▶ [PROBLEM STATEMENT]
Convert the lines of the data from the line containing "table-row: x09 01" up to and including the line containing "fig1-star-label: NGC 362 o02" into a JSON list of strings, one string per line, with blank lines omitted.

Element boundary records
========================================

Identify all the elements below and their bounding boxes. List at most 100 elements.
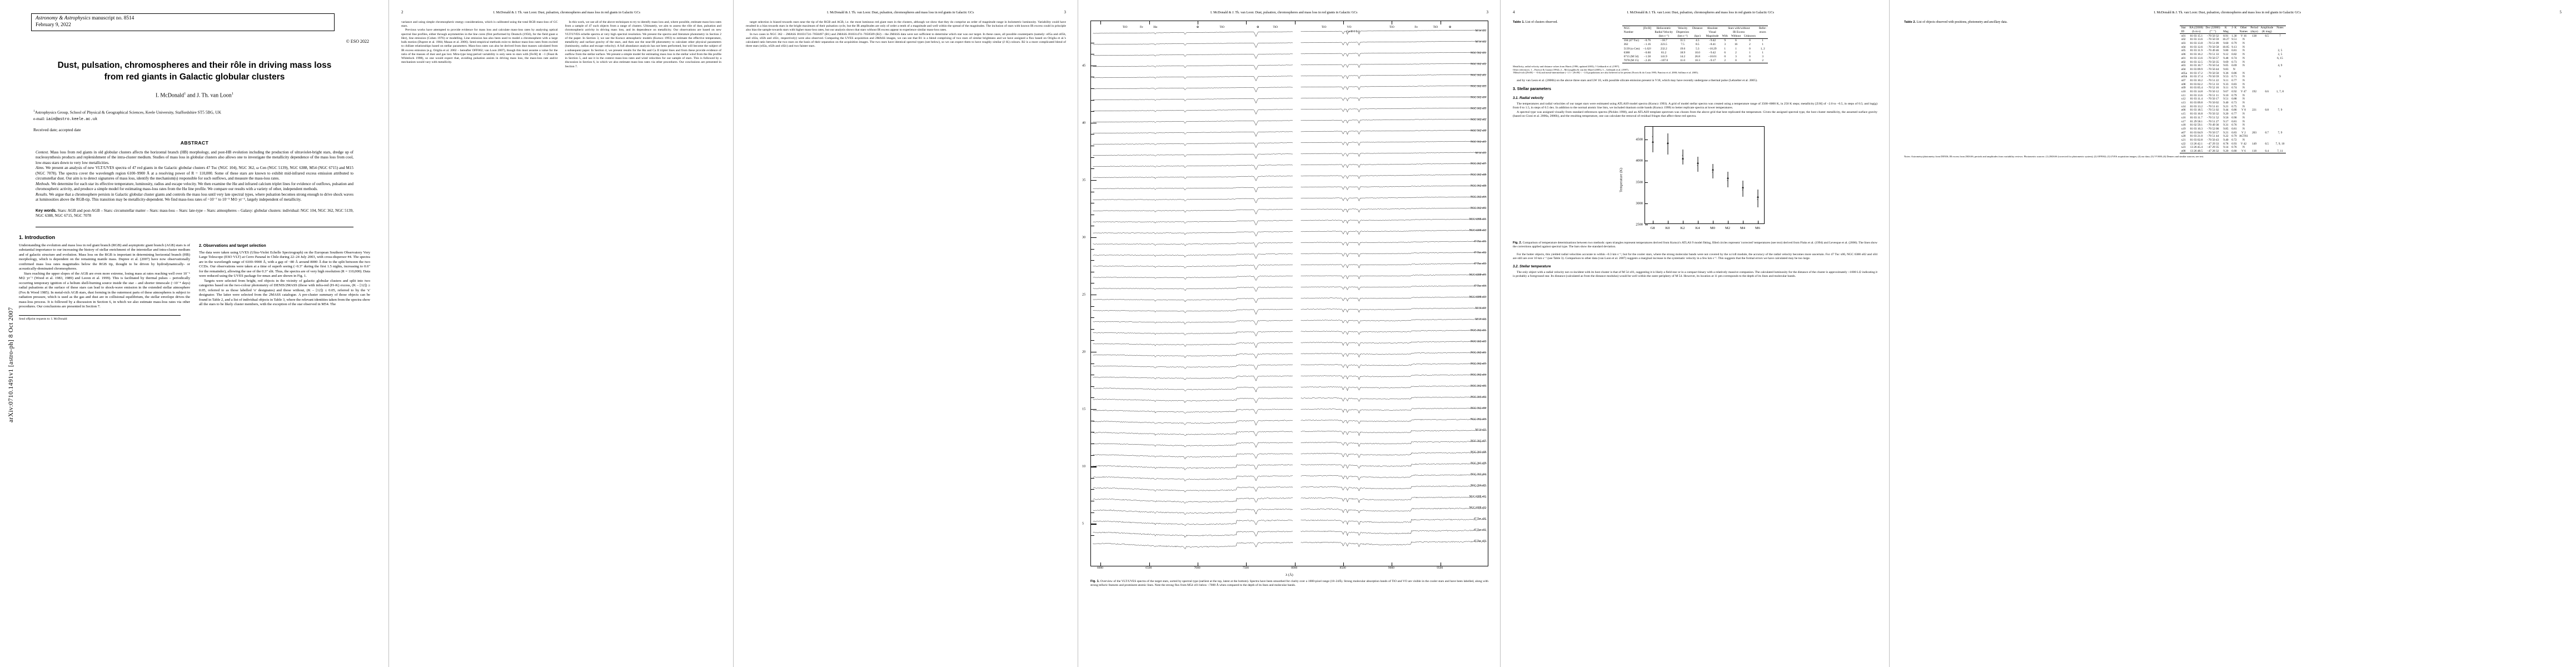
table-row: x09 01 03 05.4 −70 52 16 9.11 0.74 N (2180, 86, 2285, 90)
table1-cell: 0 (1724, 54, 1726, 58)
table1-cell: 1 (1749, 51, 1751, 54)
table2-cell (2274, 45, 2285, 49)
table2-cell: x05 (2181, 49, 2186, 53)
fig1-x-tick-label: 8500 (1339, 566, 1346, 570)
fig1-star-label: NGC 362 x02 (1470, 63, 1486, 66)
table2-cell: 01 02 59.1 (2190, 123, 2203, 127)
fig1-star-label: NGC 362 o02 (1470, 118, 1486, 122)
table2-head: Star RA (J2000) Dec (J2000) K J−K Other Period… (2180, 25, 2286, 34)
fig1-star-label: NGC 362 x01 (1470, 329, 1486, 332)
table2-cell: 0.79 (2231, 42, 2237, 46)
table2-cell: −70 49 46 (2206, 49, 2219, 53)
table2-header-row-1: Star RA (J2000) Dec (J2000) K J−K Other Period… (2180, 25, 2286, 30)
table2-cell: 1.30 (2231, 34, 2237, 38)
fig1-y-minor-tick (1091, 317, 1094, 318)
fig1-star-label: NGC 362 x08 (1470, 451, 1486, 454)
fig1-spectra-curves (1093, 29, 1487, 549)
table2-cell: −70 52 16 (2206, 86, 2219, 90)
th2-blank2 (1691, 30, 1705, 34)
fig1-y-minor-tick (1091, 157, 1094, 158)
table2-cell (2249, 116, 2259, 120)
table2-cell: 01 03 05.4 (2190, 86, 2203, 90)
spectrum-trace (1301, 519, 1487, 525)
table-row: o03 01 03 10.7 −70 50 54 9.05 0.69 N 4, 9 (2180, 64, 2285, 68)
abstract-text-methods: We determine for each star its effective… (36, 181, 353, 192)
fig2-error-bar (1697, 160, 1698, 172)
email-address[interactable]: iain@astro.keele.ac.uk (46, 117, 98, 122)
fig1-x-axis-label: λ (Å) (1285, 573, 1293, 577)
table1-cell: 2 (1720, 58, 1730, 63)
fig1-feature-label: ⊕ (1257, 26, 1259, 29)
table2-cell (2259, 93, 2274, 97)
fig1-y-tick (1091, 409, 1097, 410)
table2-subheader: Mag (2221, 29, 2231, 34)
table1-notes: Metallicity, radial velocity and distanc… (1513, 65, 1877, 75)
fig1-star-label: NGC 362 x03 (1470, 362, 1486, 366)
table2-cell (2274, 93, 2285, 97)
fig1-y-tick-label: 20 (1082, 350, 1086, 354)
table2-cell: 01 03 16.2 (2190, 53, 2203, 57)
running-title-2: I. McDonald & J. Th. van Loon: Dust, pul… (493, 11, 640, 14)
page-number-5: 5 (2559, 10, 2562, 14)
table1-cell: 3 (1735, 54, 1737, 58)
table-row: x04 01 03 12.6 −70 50 58 10.05 9.13 N (2180, 45, 2285, 49)
table2-cell: x15 (2181, 112, 2186, 116)
table1-cell: −1.58 (1643, 54, 1651, 58)
table2-cell: 10.27 (2222, 38, 2229, 42)
table2-cell: x07 (2181, 78, 2186, 82)
table2-cell (2259, 75, 2274, 79)
fig2-y-tick (1645, 182, 1648, 183)
fig1-star-label: 47 Tuc x03 (1473, 262, 1486, 266)
table2-cell (2249, 38, 2259, 42)
fig1-star-label: NGC 6388 x02 (1469, 229, 1486, 232)
abstract-lead-context: Context. (36, 150, 49, 155)
arxiv-stamp: arXiv:0710.1491v1 [astro-ph] 8 Oct 2007 (8, 307, 14, 422)
table2-cell: −70 50 59 (2206, 38, 2219, 42)
spectrum-trace (1301, 241, 1487, 246)
table2-cell (2249, 123, 2259, 127)
fig1-star-label: NGC 362 o04 (1470, 196, 1486, 199)
table2-cell: N (2242, 104, 2245, 108)
table-row: o06 01 03 18.5 −70 51 02 9.44 0.86 V 8 221 0.8 7… (2180, 108, 2285, 112)
spectrum-trace (1093, 153, 1293, 160)
table2-cell: N (2242, 71, 2245, 75)
table2-cell: 01 03 13.6 (2190, 38, 2203, 42)
th2-visual: Visual (1708, 30, 1716, 34)
table2-cell: −70 50 44 (2206, 67, 2219, 71)
table2-cell (2274, 120, 2285, 123)
table2-cell: N (2242, 56, 2245, 60)
fig1-y-tick (1091, 180, 1097, 181)
page-4: 4 I. McDonald & J. Th. van Loon: Dust, p… (1501, 0, 1890, 667)
table1-cell: 18.9 (1680, 51, 1686, 54)
spectrum-trace (1093, 541, 1293, 549)
spectrum-trace (1093, 253, 1293, 259)
table2-cell: 01 03 16.8 (2190, 112, 2203, 116)
table2-cell: 01 03 18.5 (2190, 108, 2203, 112)
fig1-feature-label: VO (1347, 26, 1352, 29)
table2-subheader: Names (2238, 29, 2250, 34)
table2-cell: 138 (2252, 34, 2257, 38)
fig1-star-label: M 54 x03 (1475, 429, 1486, 432)
table1-cell: 6 (1735, 39, 1737, 43)
table2-cell: 01 03 13.6 (2190, 56, 2203, 60)
th3-without: Without (1729, 34, 1743, 39)
fig1-feature-label: TiO (1321, 26, 1327, 29)
table2-cell: −70 51 27 (2206, 120, 2219, 123)
table2-cell: 9.53 (2223, 75, 2229, 79)
table1-cell: 7078 (M 15) (1622, 58, 1642, 63)
th2-refs: ences (1759, 30, 1766, 34)
spectrum-trace (1301, 207, 1487, 213)
table-row: o04 01 03 09.9 −70 50 44 9.83 N (2180, 68, 2285, 72)
table2-cell: o03 (2181, 64, 2186, 68)
running-title-3a: I. McDonald & J. Th. van Loon: Dust, pul… (827, 11, 974, 14)
table1-cell: 5.3 (1695, 47, 1700, 51)
table2-cell: −70 51 33 (2206, 53, 2219, 57)
spectrum-trace (1301, 196, 1487, 202)
table2-cell: −70 50 54 (2206, 64, 2219, 68)
table2-cell (2259, 64, 2274, 68)
table2-cell: 01 03 09.9 (2190, 67, 2203, 71)
fig1-star-label: NGC 362 o05 (1470, 207, 1486, 210)
table2-cell: −70 51 52 (2206, 116, 2219, 120)
table2-cell: 01 03 17.4 (2190, 75, 2203, 79)
table2-cell: 9.80 (2223, 49, 2229, 53)
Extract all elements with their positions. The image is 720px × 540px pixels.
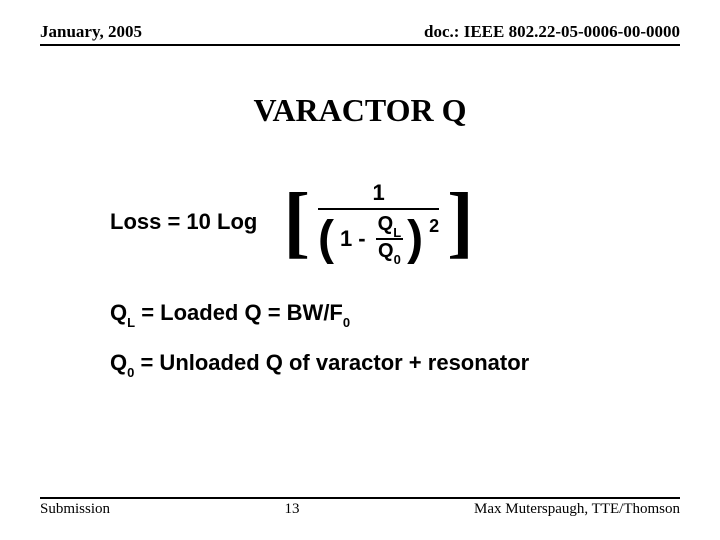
page-title: VARACTOR Q [0, 92, 720, 129]
q0-sym: Q [378, 240, 394, 262]
inner-den: Q0 [376, 241, 403, 264]
inner-num: QL [376, 214, 404, 237]
inner-fraction: QL Q0 [376, 214, 404, 264]
outer-fraction: 1 ( 1 - QL Q0 ) 2 [318, 180, 439, 264]
squared-exponent: 2 [429, 216, 439, 237]
footer-left: Submission [40, 501, 110, 518]
header-date: January, 2005 [40, 22, 142, 42]
denominator: ( 1 - QL Q0 ) 2 [318, 210, 439, 264]
one-minus: 1 - [340, 226, 366, 252]
header-doc: doc.: IEEE 802.22-05-0006-00-0000 [424, 22, 680, 42]
loss-label: Loss = 10 Log [110, 209, 257, 235]
def2-sub1: 0 [127, 365, 134, 380]
def2-q: Q [110, 350, 127, 375]
definition-q0: Q0 = Unloaded Q of varactor + resonator [110, 350, 529, 378]
def1-sub1: L [127, 315, 135, 330]
footer-page: 13 [285, 501, 300, 518]
ql-sym: Q [378, 213, 394, 235]
ql-sub: L [393, 225, 401, 240]
header-bar: January, 2005 doc.: IEEE 802.22-05-0006-… [40, 22, 680, 46]
bracket-open: [ [283, 190, 310, 254]
def2-rest: = Unloaded Q of varactor + resonator [134, 350, 529, 375]
footer-bar: Submission 13 Max Muterspaugh, TTE/Thoms… [40, 497, 680, 518]
bracket-close: ] [447, 190, 474, 254]
paren-open: ( [318, 222, 334, 256]
numerator: 1 [348, 180, 408, 208]
loss-formula: Loss = 10 Log [ 1 ( 1 - QL Q0 ) 2 ] [110, 180, 660, 264]
def1-sub2: 0 [343, 315, 350, 330]
q0-sub: 0 [394, 252, 401, 267]
definition-ql: QL = Loaded Q = BW/F0 [110, 300, 350, 328]
def1-mid: = Loaded Q = BW/F [135, 300, 343, 325]
paren-close: ) [407, 222, 423, 256]
footer-right: Max Muterspaugh, TTE/Thomson [474, 501, 680, 518]
def1-q: Q [110, 300, 127, 325]
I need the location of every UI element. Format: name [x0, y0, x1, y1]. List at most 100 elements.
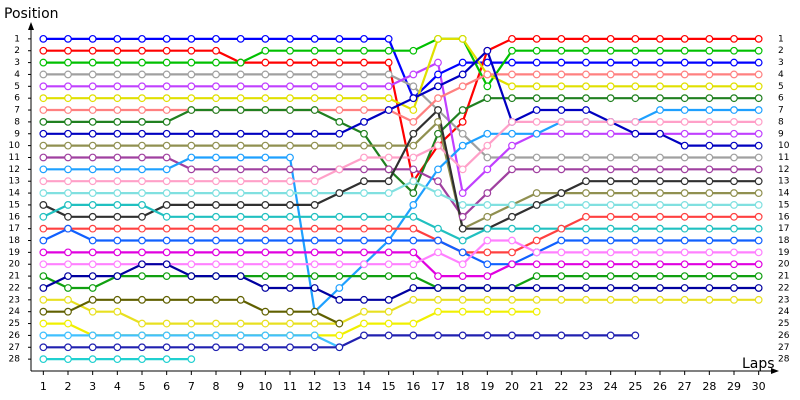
lap-point	[532, 284, 541, 292]
lap-point	[88, 284, 97, 292]
lap-point	[212, 153, 220, 162]
lap-point	[162, 260, 171, 269]
lap-point	[138, 260, 146, 269]
lap-point	[39, 70, 48, 79]
lap-point	[483, 272, 492, 281]
lap-point	[187, 58, 196, 67]
lap-point	[88, 224, 97, 233]
lap-point	[532, 34, 541, 43]
lap-point	[582, 117, 590, 126]
lap-point	[88, 248, 97, 257]
lap-point	[187, 70, 196, 79]
lap-point	[631, 248, 640, 257]
lap-point	[705, 129, 714, 138]
race-line	[43, 97, 759, 196]
lap-point	[434, 295, 442, 304]
lap-point	[88, 70, 97, 79]
lap-point	[656, 224, 664, 233]
lap-point	[286, 153, 294, 162]
lap-point	[187, 165, 196, 174]
lap-point	[286, 141, 294, 150]
lap-point	[113, 129, 122, 138]
lap-point	[483, 260, 492, 269]
lap-point	[187, 236, 196, 245]
race-line	[42, 227, 759, 266]
lap-point	[754, 34, 763, 43]
lap-point	[138, 177, 146, 186]
y-tick-label: 22	[9, 283, 20, 293]
lap-point	[113, 295, 122, 304]
lap-point	[508, 295, 516, 304]
race-line	[42, 275, 759, 290]
lap-point	[557, 106, 566, 114]
lap-point	[286, 34, 294, 43]
y-tick-label-right: 17	[778, 224, 789, 234]
lap-point	[310, 201, 319, 209]
lap-point	[754, 165, 763, 174]
lap-point	[680, 141, 689, 150]
lap-point	[335, 343, 344, 352]
lap-point	[582, 260, 590, 269]
lap-point	[409, 141, 418, 150]
lap-point	[187, 272, 196, 281]
lap-point	[187, 106, 196, 114]
lap-point	[458, 307, 467, 316]
lap-point	[286, 343, 294, 352]
lap-point	[557, 295, 566, 304]
y-tick-label-right: 7	[778, 106, 784, 116]
lap-point	[705, 272, 714, 281]
x-tick-label: 29	[727, 380, 741, 393]
lap-point	[680, 260, 689, 269]
lap-point	[606, 189, 615, 197]
lap-point	[458, 189, 467, 197]
lap-point	[705, 46, 714, 55]
y-tick-label: 1	[14, 34, 20, 44]
y-tick-label-right: 2	[778, 46, 784, 56]
lap-point	[360, 117, 368, 126]
lap-point	[310, 260, 319, 269]
lap-point	[286, 177, 294, 186]
lap-point	[360, 94, 368, 103]
lap-point	[187, 295, 196, 304]
lap-point	[631, 117, 640, 126]
lap-point	[458, 295, 467, 304]
lap-point	[360, 177, 368, 186]
lap-point	[582, 177, 590, 186]
lap-point	[113, 201, 122, 209]
x-tick-label: 10	[258, 380, 272, 393]
lap-point	[113, 224, 122, 233]
lap-point	[39, 129, 48, 138]
lap-point	[384, 70, 393, 79]
lap-point	[212, 58, 220, 67]
lap-point	[631, 212, 640, 221]
lap-point	[730, 236, 738, 245]
lap-point	[64, 319, 72, 328]
lap-point	[680, 295, 689, 304]
lap-point	[754, 272, 763, 281]
lap-point	[39, 141, 48, 150]
x-tick-label: 24	[604, 380, 618, 393]
lap-point	[705, 260, 714, 269]
lap-point	[557, 82, 566, 91]
x-tick-label: 26	[653, 380, 667, 393]
lap-point	[113, 331, 122, 340]
lap-point	[384, 260, 393, 269]
race-line	[43, 120, 759, 183]
lap-point	[39, 236, 48, 245]
lap-point	[705, 141, 714, 150]
lap-point	[335, 319, 344, 328]
lap-point	[705, 295, 714, 304]
x-tick-label: 27	[678, 380, 692, 393]
lap-point	[483, 201, 492, 209]
lap-point	[236, 141, 245, 150]
lap-point	[754, 212, 763, 221]
race-line	[43, 37, 759, 101]
lap-point	[162, 141, 171, 150]
lap-point	[458, 106, 467, 114]
lap-point	[113, 177, 122, 186]
y-tick-label: 20	[9, 260, 21, 270]
lap-point	[113, 189, 122, 197]
lap-point	[754, 284, 763, 292]
lap-point	[730, 189, 738, 197]
lap-point	[409, 295, 418, 304]
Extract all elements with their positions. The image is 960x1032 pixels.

========================================

▶ [REPLY TO THE TASK]
[
  "table-row: x09 01 03 05.4 −70 52 16 9.11 0.74 N (2180, 86, 2285, 90)",
  "table1-cell: 0 (1724, 54, 1726, 58)",
  "table1-cell: 1 (1749, 51, 1751, 54)",
  "table2-cell (2274, 45, 2285, 49)",
  "table2-cell: x05 (2181, 49, 2186, 53)",
  "fig1-x-tick-label: 8500 (1339, 566, 1346, 570)",
  "fig1-star-label: NGC 362 x02 (1470, 63, 1486, 66)",
  "table2-cell: 01 02 59.1 (2190, 123, 2203, 127)",
  "fig1-star-label: NGC 362 o02 (1470, 118, 1486, 122)"
]